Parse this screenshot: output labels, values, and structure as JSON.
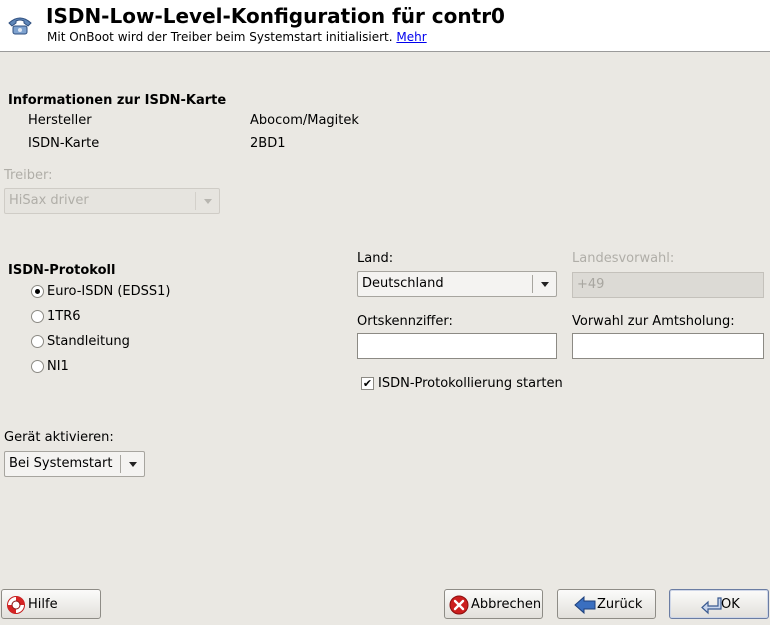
{
  "header": {
    "title": "ISDN-Low-Level-Konfiguration für contr0",
    "subtitle": "Mit OnBoot wird der Treiber beim Systemstart initialisiert.",
    "more_link": "Mehr",
    "icon": "phone-icon"
  },
  "card_info": {
    "heading": "Informationen zur ISDN-Karte",
    "manufacturer_label": "Hersteller",
    "manufacturer_value": "Abocom/Magitek",
    "card_label": "ISDN-Karte",
    "card_value": "2BD1"
  },
  "driver": {
    "label": "Treiber:",
    "value": "HiSax driver"
  },
  "protocol": {
    "heading": "ISDN-Protokoll",
    "options": [
      "Euro-ISDN (EDSS1)",
      "1TR6",
      "Standleitung",
      "NI1"
    ],
    "selected": "Euro-ISDN (EDSS1)"
  },
  "country": {
    "label": "Land:",
    "value": "Deutschland"
  },
  "country_code": {
    "label": "Landesvorwahl:",
    "value": "+49"
  },
  "area_code": {
    "label": "Ortskennziffer:",
    "value": ""
  },
  "dial_prefix": {
    "label": "Vorwahl zur Amtsholung:",
    "value": ""
  },
  "logging": {
    "label": "ISDN-Protokollierung starten",
    "checked": true
  },
  "activate": {
    "label": "Gerät aktivieren:",
    "value": "Bei Systemstart"
  },
  "buttons": {
    "help": "Hilfe",
    "cancel": "Abbrechen",
    "back": "Zurück",
    "ok": "OK"
  }
}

## INSTRUCTION
Write out each line of the data exactly; the images should be left out.

## RESPONSE TO THIS EXERCISE
Parse this screenshot: output labels, values, and structure as JSON.
{
  "header": {
    "title": "ISDN-Low-Level-Konfiguration für contr0",
    "subtitle": "Mit OnBoot wird der Treiber beim Systemstart initialisiert.",
    "more_link": "Mehr",
    "icon": "phone-icon"
  },
  "card_info": {
    "heading": "Informationen zur ISDN-Karte",
    "manufacturer_label": "Hersteller",
    "manufacturer_value": "Abocom/Magitek",
    "card_label": "ISDN-Karte",
    "card_value": "2BD1"
  },
  "driver": {
    "label": "Treiber:",
    "value": "HiSax driver"
  },
  "protocol": {
    "heading": "ISDN-Protokoll",
    "options": [
      "Euro-ISDN (EDSS1)",
      "1TR6",
      "Standleitung",
      "NI1"
    ],
    "selected": "Euro-ISDN (EDSS1)"
  },
  "country": {
    "label": "Land:",
    "value": "Deutschland"
  },
  "country_code": {
    "label": "Landesvorwahl:",
    "value": "+49"
  },
  "area_code": {
    "label": "Ortskennziffer:",
    "value": ""
  },
  "dial_prefix": {
    "label": "Vorwahl zur Amtsholung:",
    "value": ""
  },
  "logging": {
    "label": "ISDN-Protokollierung starten",
    "checked": true
  },
  "activate": {
    "label": "Gerät aktivieren:",
    "value": "Bei Systemstart"
  },
  "buttons": {
    "help": "Hilfe",
    "cancel": "Abbrechen",
    "back": "Zurück",
    "ok": "OK"
  }
}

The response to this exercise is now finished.